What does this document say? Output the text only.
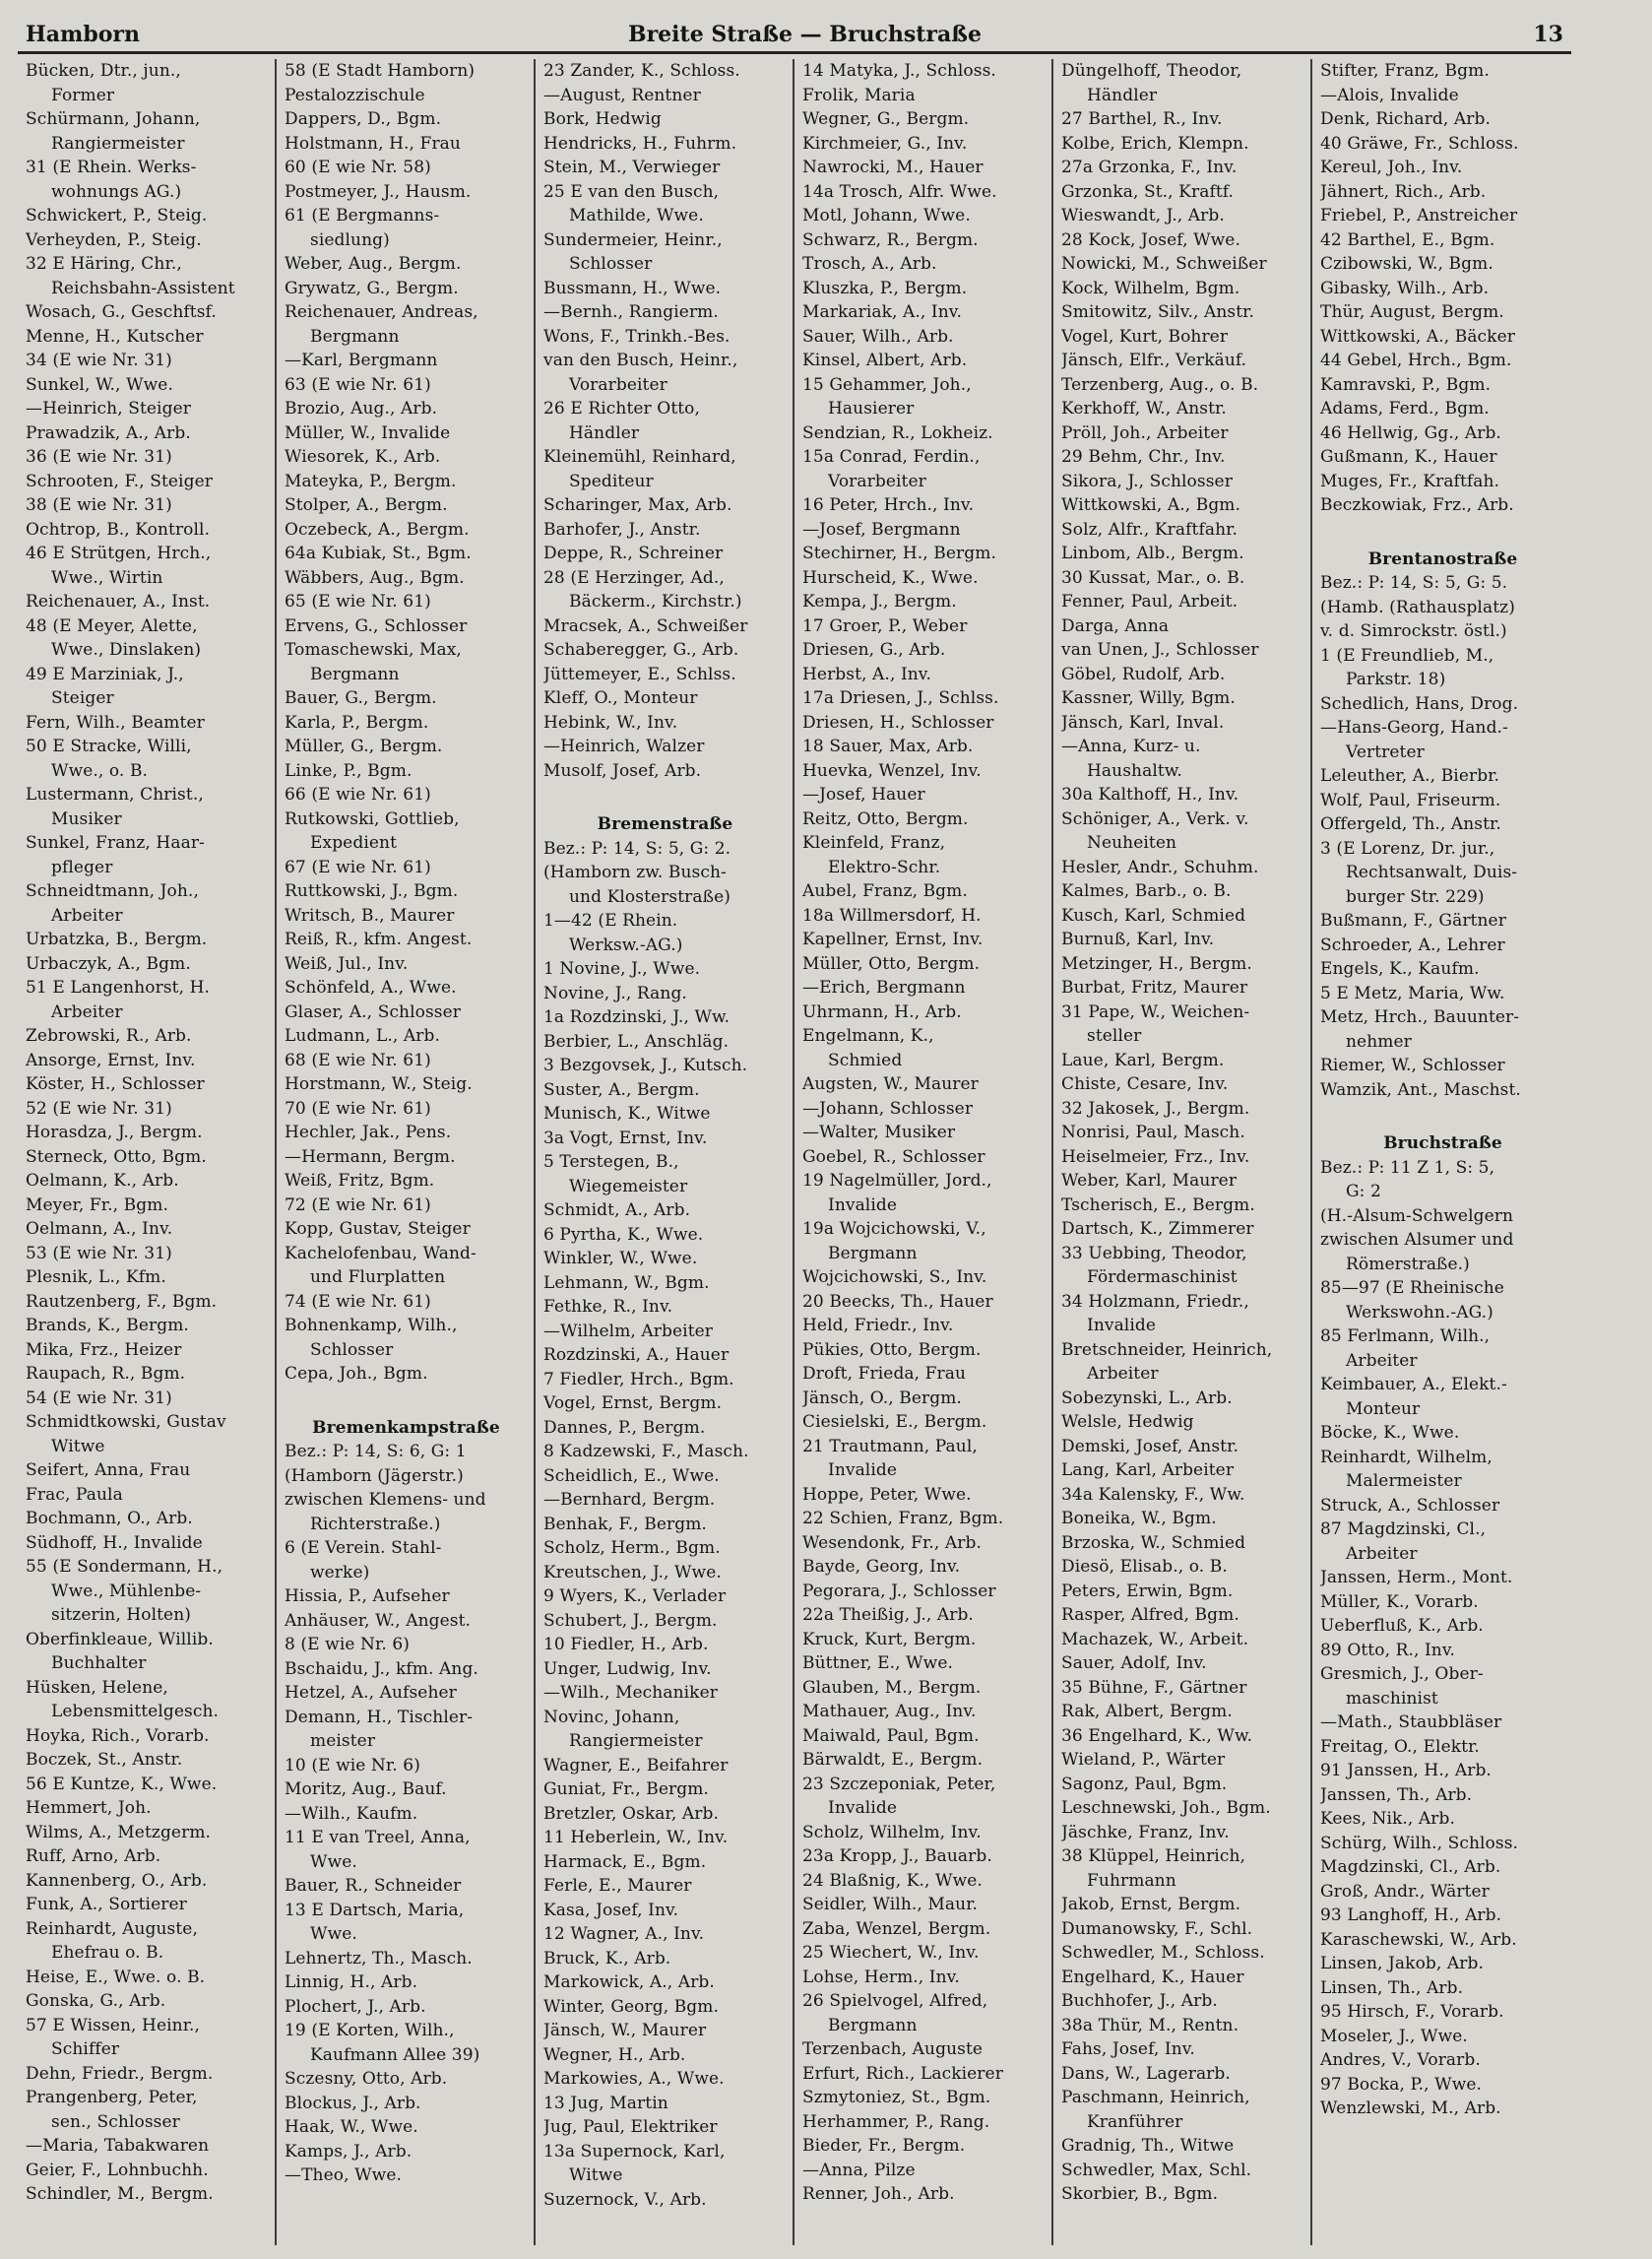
Hamborn	Breite Straße — Bruchstraße	13
Bücken, Dtr., jun.,
Former
Schürmann, Johann,
Rangiermeister
31 (E Rhein. Werks-
wohnungs AG.)
Schwickert, P., Steig.
Verheyden, P., Steig.
32 E Häring, Chr.,
Reichsbahn-Assistent
Wosach, G., Geschftsf.
Menne, H., Kutscher
34 (E wie Nr. 31)
Sunkel, W., Wwe.
—Heinrich, Steiger
Prawadzik, A., Arb.
36 (E wie Nr. 31)
Schrooten, F., Steiger
38 (E wie Nr. 31)
Ochtrop, B., Kontroll.
46 E Strütgen, Hrch.,
Wwe., Wirtin
Reichenauer, A., Inst.
48 (E Meyer, Alette,
Wwe., Dinslaken)
49 E Marziniak, J.,
Steiger
Fern, Wilh., Beamter
50 E Stracke, Willi,
Wwe., o. B.
Lustermann, Christ.,
Musiker
Sunkel, Franz, Haar-
pfleger
Schneidtmann, Joh.,
Arbeiter
Urbatzka, B., Bergm.
Urbaczyk, A., Bgm.
51 E Langenhorst, H.
Arbeiter
Zebrowski, R., Arb.
Ansorge, Ernst, Inv.
Köster, H., Schlosser
52 (E wie Nr. 31)
Horasdza, J., Bergm.
Sterneck, Otto, Bgm.
Oelmann, K., Arb.
Meyer, Fr., Bgm.
Oelmann, A., Inv.
53 (E wie Nr. 31)
Plesnik, L., Kfm.
Rautzenberg, F., Bgm.
Brands, K., Bergm.
Mika, Frz., Heizer
Raupach, R., Bgm.
54 (E wie Nr. 31)
Schmidtkowski, Gustav
Witwe
Seifert, Anna, Frau
Frac, Paula
Bochmann, O., Arb.
Südhoff, H., Invalide
55 (E Sondermann, H.,
Wwe., Mühlenbe-
sitzerin, Holten)
Oberfinkleaue, Willib.
Buchhalter
Hüsken, Helene,
Lebensmittelgesch.
Hoyka, Rich., Vorarb.
Boczek, St., Anstr.
56 E Kuntze, K., Wwe.
Hemmert, Joh.
Wilms, A., Metzgerm.
Ruff, Arno, Arb.
Kannenberg, O., Arb.
Funk, A., Sortierer
Reinhardt, Auguste,
Ehefrau o. B.
Heise, E., Wwe. o. B.
Gonska, G., Arb.
57 E Wissen, Heinr.,
Schiffer
Dehn, Friedr., Bergm.
Prangenberg, Peter,
sen., Schlosser
—Maria, Tabakwaren
Geier, F., Lohnbuchh.
Schindler, M., Bergm.
58 (E Stadt Hamborn)
Pestalozzischule
Dappers, D., Bgm.
Holstmann, H., Frau
60 (E wie Nr. 58)
Postmeyer, J., Hausm.
61 (E Bergmanns-
siedlung)
Weber, Aug., Bergm.
Grywatz, G., Bergm.
Reichenauer, Andreas,
Bergmann
—Karl, Bergmann
63 (E wie Nr. 61)
Brozio, Aug., Arb.
Müller, W., Invalide
Wiesorek, K., Arb.
Mateyka, P., Bergm.
Stolper, A., Bergm.
Oczebeck, A., Bergm.
64a Kubiak, St., Bgm.
Wäbbers, Aug., Bgm.
65 (E wie Nr. 61)
Ervens, G., Schlosser
Tomaschewski, Max,
Bergmann
Bauer, G., Bergm.
Karla, P., Bergm.
Müller, G., Bergm.
Linke, P., Bgm.
66 (E wie Nr. 61)
Rutkowski, Gottlieb,
Expedient
67 (E wie Nr. 61)
Ruttkowski, J., Bgm.
Writsch, B., Maurer
Reiß, R., kfm. Angest.
Weiß, Jul., Inv.
Schönfeld, A., Wwe.
Glaser, A., Schlosser
Ludmann, L., Arb.
68 (E wie Nr. 61)
Horstmann, W., Steig.
70 (E wie Nr. 61)
Hechler, Jak., Pens.
—Hermann, Bergm.
Weiß, Fritz, Bgm.
72 (E wie Nr. 61)
Kopp, Gustav, Steiger
Kachelofenbau, Wand-
und Flurplatten
74 (E wie Nr. 61)
Bohnenkamp, Wilh.,
Schlosser
Cepa, Joh., Bgm.
Bremenkampstraße
Bez.: P: 14, S: 6, G: 1
(Hamborn (Jägerstr.)
zwischen Klemens- und
Richterstraße.)
6 (E Verein. Stahl-
werke)
Hissia, P., Aufseher
Anhäuser, W., Angest.
8 (E wie Nr. 6)
Bschaidu, J., kfm. Ang.
Hetzel, A., Aufseher
Demann, H., Tischler-
meister
10 (E wie Nr. 6)
Moritz, Aug., Bauf.
—Wilh., Kaufm.
11 E van Treel, Anna,
Wwe.
Bauer, R., Schneider
13 E Dartsch, Maria,
Wwe.
Lehnertz, Th., Masch.
Linnig, H., Arb.
Plochert, J., Arb.
19 (E Korten, Wilh.,
Kaufmann Allee 39)
Sczesny, Otto, Arb.
Blockus, J., Arb.
Haak, W., Wwe.
Kamps, J., Arb.
—Theo, Wwe.
23 Zander, K., Schloss.
—August, Rentner
Bork, Hedwig
Hendricks, H., Fuhrm.
Stein, M., Verwieger
25 E van den Busch,
Mathilde, Wwe.
Sundermeier, Heinr.,
Schlosser
Bussmann, H., Wwe.
—Bernh., Rangierm.
Wons, F., Trinkh.-Bes.
van den Busch, Heinr.,
Vorarbeiter
26 E Richter Otto,
Händler
Kleinemühl, Reinhard,
Spediteur
Scharinger, Max, Arb.
Barhofer, J., Anstr.
Deppe, R., Schreiner
28 (E Herzinger, Ad.,
Bäckerm., Kirchstr.)
Mracsek, A., Schweißer
Schaberegger, G., Arb.
Jüttemeyer, E., Schlss.
Kleff, O., Monteur
Hebink, W., Inv.
—Heinrich, Walzer
Musolf, Josef, Arb.
Bremenstraße
Bez.: P: 14, S: 5, G: 2.
(Hamborn zw. Busch-
und Klosterstraße)
1—42 (E Rhein.
Werksw.-AG.)
1 Novine, J., Wwe.
Novine, J., Rang.
1a Rozdzinski, J., Ww.
Berbier, L., Anschläg.
3 Bezgovsek, J., Kutsch.
Suster, A., Bergm.
Munisch, K., Witwe
3a Vogt, Ernst, Inv.
5 Terstegen, B.,
Wiegemeister
Schmidt, A., Arb.
6 Pyrtha, K., Wwe.
Winkler, W., Wwe.
Lehmann, W., Bgm.
Fethke, R., Inv.
—Wilhelm, Arbeiter
Rozdzinski, A., Hauer
7 Fiedler, Hrch., Bgm.
Vogel, Ernst, Bergm.
Dannes, P., Bergm.
8 Kadzewski, F., Masch.
Scheidlich, E., Wwe.
—Bernhard, Bergm.
Benhak, F., Bergm.
Scholz, Herm., Bgm.
Kreutschen, J., Wwe.
9 Wyers, K., Verlader
Schubert, J., Bergm.
10 Fiedler, H., Arb.
Unger, Ludwig, Inv.
—Wilh., Mechaniker
Novinc, Johann,
Rangiermeister
Wagner, E., Beifahrer
Guniat, Fr., Bergm.
Bretzler, Oskar, Arb.
11 Heberlein, W., Inv.
Harmack, E., Bgm.
Ferle, E., Maurer
Kasa, Josef, Inv.
12 Wagner, A., Inv.
Bruck, K., Arb.
Markowick, A., Arb.
Winter, Georg, Bgm.
Jänsch, W., Maurer
Wegner, H., Arb.
Markowies, A., Wwe.
13 Jug, Martin
Jug, Paul, Elektriker
13a Supernock, Karl,
Witwe
Suzernock, V., Arb.
14 Matyka, J., Schloss.
Frolik, Maria
Wegner, G., Bergm.
Kirchmeier, G., Inv.
Nawrocki, M., Hauer
14a Trosch, Alfr. Wwe.
Motl, Johann, Wwe.
Schwarz, R., Bergm.
Trosch, A., Arb.
Kluszka, P., Bergm.
Markariak, A., Inv.
Sauer, Wilh., Arb.
Kinsel, Albert, Arb.
15 Gehammer, Joh.,
Hausierer
Sendzian, R., Lokheiz.
15a Conrad, Ferdin.,
Vorarbeiter
16 Peter, Hrch., Inv.
—Josef, Bergmann
Stechirner, H., Bergm.
Hurscheid, K., Wwe.
Kempa, J., Bergm.
17 Groer, P., Weber
Driesen, G., Arb.
Herbst, A., Inv.
17a Driesen, J., Schlss.
Driesen, H., Schlosser
18 Sauer, Max, Arb.
Huevka, Wenzel, Inv.
—Josef, Hauer
Reitz, Otto, Bergm.
Kleinfeld, Franz,
Elektro-Schr.
Aubel, Franz, Bgm.
18a Willmersdorf, H.
Kapellner, Ernst, Inv.
Müller, Otto, Bergm.
—Erich, Bergmann
Uhrmann, H., Arb.
Engelmann, K.,
Schmied
Augsten, W., Maurer
—Johann, Schlosser
—Walter, Musiker
Goebel, R., Schlosser
19 Nagelmüller, Jord.,
Invalide
19a Wojcichowski, V.,
Bergmann
Wojcichowski, S., Inv.
20 Beecks, Th., Hauer
Held, Friedr., Inv.
Pükies, Otto, Bergm.
Droft, Frieda, Frau
Jänsch, O., Bergm.
Ciesielski, E., Bergm.
21 Trautmann, Paul,
Invalide
Hoppe, Peter, Wwe.
22 Schien, Franz, Bgm.
Wesendonk, Fr., Arb.
Bayde, Georg, Inv.
Pegorara, J., Schlosser
22a Theißig, J., Arb.
Kruck, Kurt, Bergm.
Büttner, E., Wwe.
Glauben, M., Bergm.
Mathauer, Aug., Inv.
Maiwald, Paul, Bgm.
Bärwaldt, E., Bergm.
23 Szczeponiak, Peter,
Invalide
Scholz, Wilhelm, Inv.
23a Kropp, J., Bauarb.
24 Blaßnig, K., Wwe.
Seidler, Wilh., Maur.
Zaba, Wenzel, Bergm.
25 Wiechert, W., Inv.
Lohse, Herm., Inv.
26 Spielvogel, Alfred,
Bergmann
Terzenbach, Auguste
Erfurt, Rich., Lackierer
Szmytoniez, St., Bgm.
Herhammer, P., Rang.
Bieder, Fr., Bergm.
—Anna, Pilze
Renner, Joh., Arb.
Düngelhoff, Theodor,
Händler
27 Barthel, R., Inv.
Kolbe, Erich, Klempn.
27a Grzonka, F., Inv.
Grzonka, St., Kraftf.
Wieswandt, J., Arb.
28 Kock, Josef, Wwe.
Nowicki, M., Schweißer
Kock, Wilhelm, Bgm.
Smitowitz, Silv., Anstr.
Vogel, Kurt, Bohrer
Jänsch, Elfr., Verkäuf.
Terzenberg, Aug., o. B.
Kerkhoff, W., Anstr.
Pröll, Joh., Arbeiter
29 Behm, Chr., Inv.
Sikora, J., Schlosser
Wittkowski, A., Bgm.
Solz, Alfr., Kraftfahr.
Linbom, Alb., Bergm.
30 Kussat, Mar., o. B.
Fenner, Paul, Arbeit.
Darga, Anna
van Unen, J., Schlosser
Göbel, Rudolf, Arb.
Kassner, Willy, Bgm.
Jänsch, Karl, Inval.
—Anna, Kurz- u.
Haushaltw.
30a Kalthoff, H., Inv.
Schöniger, A., Verk. v.
Neuheiten
Hesler, Andr., Schuhm.
Kalmes, Barb., o. B.
Kusch, Karl, Schmied
Burnuß, Karl, Inv.
Metzinger, H., Bergm.
Burbat, Fritz, Maurer
31 Pape, W., Weichen-
steller
Laue, Karl, Bergm.
Chiste, Cesare, Inv.
32 Jakosek, J., Bergm.
Nonrisi, Paul, Masch.
Heiselmeier, Frz., Inv.
Weber, Karl, Maurer
Tscherisch, E., Bergm.
Dartsch, K., Zimmerer
33 Uebbing, Theodor,
Fördermaschinist
34 Holzmann, Friedr.,
Invalide
Bretschneider, Heinrich,
Arbeiter
Sobezynski, L., Arb.
Welsle, Hedwig
Demski, Josef, Anstr.
Lang, Karl, Arbeiter
34a Kalensky, F., Ww.
Boneika, W., Bgm.
Brzoska, W., Schmied
Diesö, Elisab., o. B.
Peters, Erwin, Bgm.
Rasper, Alfred, Bgm.
Machazek, W., Arbeit.
Sauer, Adolf, Inv.
35 Bühne, F., Gärtner
Rak, Albert, Bergm.
36 Engelhard, K., Ww.
Wieland, P., Wärter
Sagonz, Paul, Bgm.
Leschnewski, Joh., Bgm.
Jäschke, Franz, Inv.
38 Klüppel, Heinrich,
Fuhrmann
Jakob, Ernst, Bergm.
Dumanowsky, F., Schl.
Schwedler, M., Schloss.
Engelhard, K., Hauer
Buchhofer, J., Arb.
38a Thür, M., Rentn.
Fahs, Josef, Inv.
Dans, W., Lagerarb.
Paschmann, Heinrich,
Kranführer
Gradnig, Th., Witwe
Schwedler, Max, Schl.
Skorbier, B., Bgm.
Stifter, Franz, Bgm.
—Alois, Invalide
Denk, Richard, Arb.
40 Gräwe, Fr., Schloss.
Kereul, Joh., Inv.
Jähnert, Rich., Arb.
Friebel, P., Anstreicher
42 Barthel, E., Bgm.
Czibowski, W., Bgm.
Gibasky, Wilh., Arb.
Thür, August, Bergm.
Wittkowski, A., Bäcker
44 Gebel, Hrch., Bgm.
Kamravski, P., Bgm.
Adams, Ferd., Bgm.
46 Hellwig, Gg., Arb.
Gußmann, K., Hauer
Muges, Fr., Kraftfah.
Beczkowiak, Frz., Arb.
Brentanostraße
Bez.: P: 14, S: 5, G: 5.
(Hamb. (Rathausplatz)
v. d. Simrockstr. östl.)
1 (E Freundlieb, M.,
Parkstr. 18)
Schedlich, Hans, Drog.
—Hans-Georg, Hand.-
Vertreter
Leleuther, A., Bierbr.
Wolf, Paul, Friseurm.
Offergeld, Th., Anstr.
3 (E Lorenz, Dr. jur.,
Rechtsanwalt, Duis-
burger Str. 229)
Bußmann, F., Gärtner
Schroeder, A., Lehrer
Engels, K., Kaufm.
5 E Metz, Maria, Ww.
Metz, Hrch., Bauunter-
nehmer
Riemer, W., Schlosser
Wamzik, Ant., Maschst.
Bruchstraße
Bez.: P: 11 Z 1, S: 5,
G: 2
(H.-Alsum-Schwelgern
zwischen Alsumer und
Römerstraße.)
85—97 (E Rheinische
Werkswohn.-AG.)
85 Ferlmann, Wilh.,
Arbeiter
Keimbauer, A., Elekt.-
Monteur
Böcke, K., Wwe.
Reinhardt, Wilhelm,
Malermeister
Struck, A., Schlosser
87 Magdzinski, Cl.,
Arbeiter
Janssen, Herm., Mont.
Müller, K., Vorarb.
Ueberfluß, K., Arb.
89 Otto, R., Inv.
Gresmich, J., Ober-
maschinist
—Math., Staubbläser
Freitag, O., Elektr.
91 Janssen, H., Arb.
Janssen, Th., Arb.
Kees, Nik., Arb.
Schürg, Wilh., Schloss.
Magdzinski, Cl., Arb.
Groß, Andr., Wärter
93 Langhoff, H., Arb.
Karaschewski, W., Arb.
Linsen, Jakob, Arb.
Linsen, Th., Arb.
95 Hirsch, F., Vorarb.
Moseler, J., Wwe.
Andres, V., Vorarb.
97 Bocka, P., Wwe.
Wenzlewski, M., Arb.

+++++

◆ Stated goal
Gather from the data above every line with the string "Georg".

◆ Right answer
Winter, Georg, Bgm.
Bayde, Georg, Inv.
—Hans-Georg, Hand.-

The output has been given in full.